THE INPUT -
>>>>

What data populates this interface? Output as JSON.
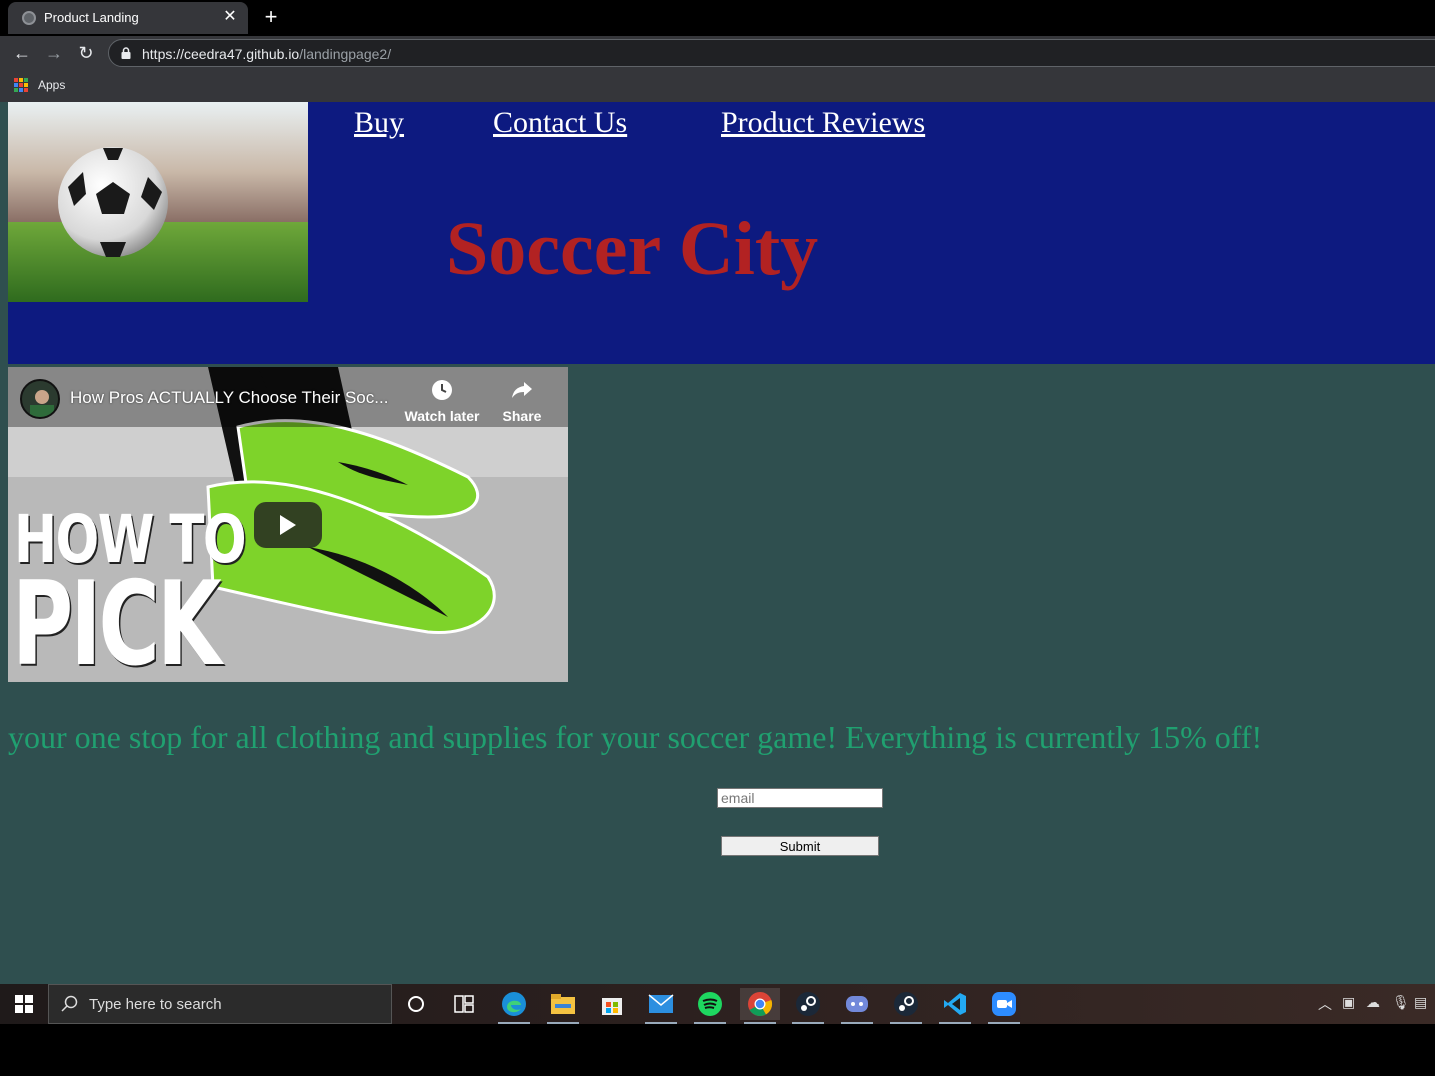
{
  "browser": {
    "tab_title": "Product Landing",
    "url_host": "https://ceedra47.github.io",
    "url_path": "/landingpage2/",
    "bookmarks_apps_label": "Apps"
  },
  "header": {
    "nav": [
      "Buy",
      "Contact Us",
      "Product Reviews"
    ],
    "brand": "Soccer City"
  },
  "video": {
    "title": "How Pros ACTUALLY Choose Their Soc...",
    "watch_later": "Watch later",
    "share": "Share",
    "thumb_line1": "HOW TO",
    "thumb_line2": "PICK"
  },
  "main": {
    "tagline": "your one stop for all clothing and supplies for your soccer game! Everything is currently 15% off!",
    "email_placeholder": "email",
    "submit_label": "Submit"
  },
  "taskbar": {
    "search_placeholder": "Type here to search"
  }
}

<<<<

WHAT THE TASK ASKS -
Copy all lines of the listing above that contain the string "Product".

COMPLETED TASK -
    "tab_title": "Product Landing",
      "Product Reviews"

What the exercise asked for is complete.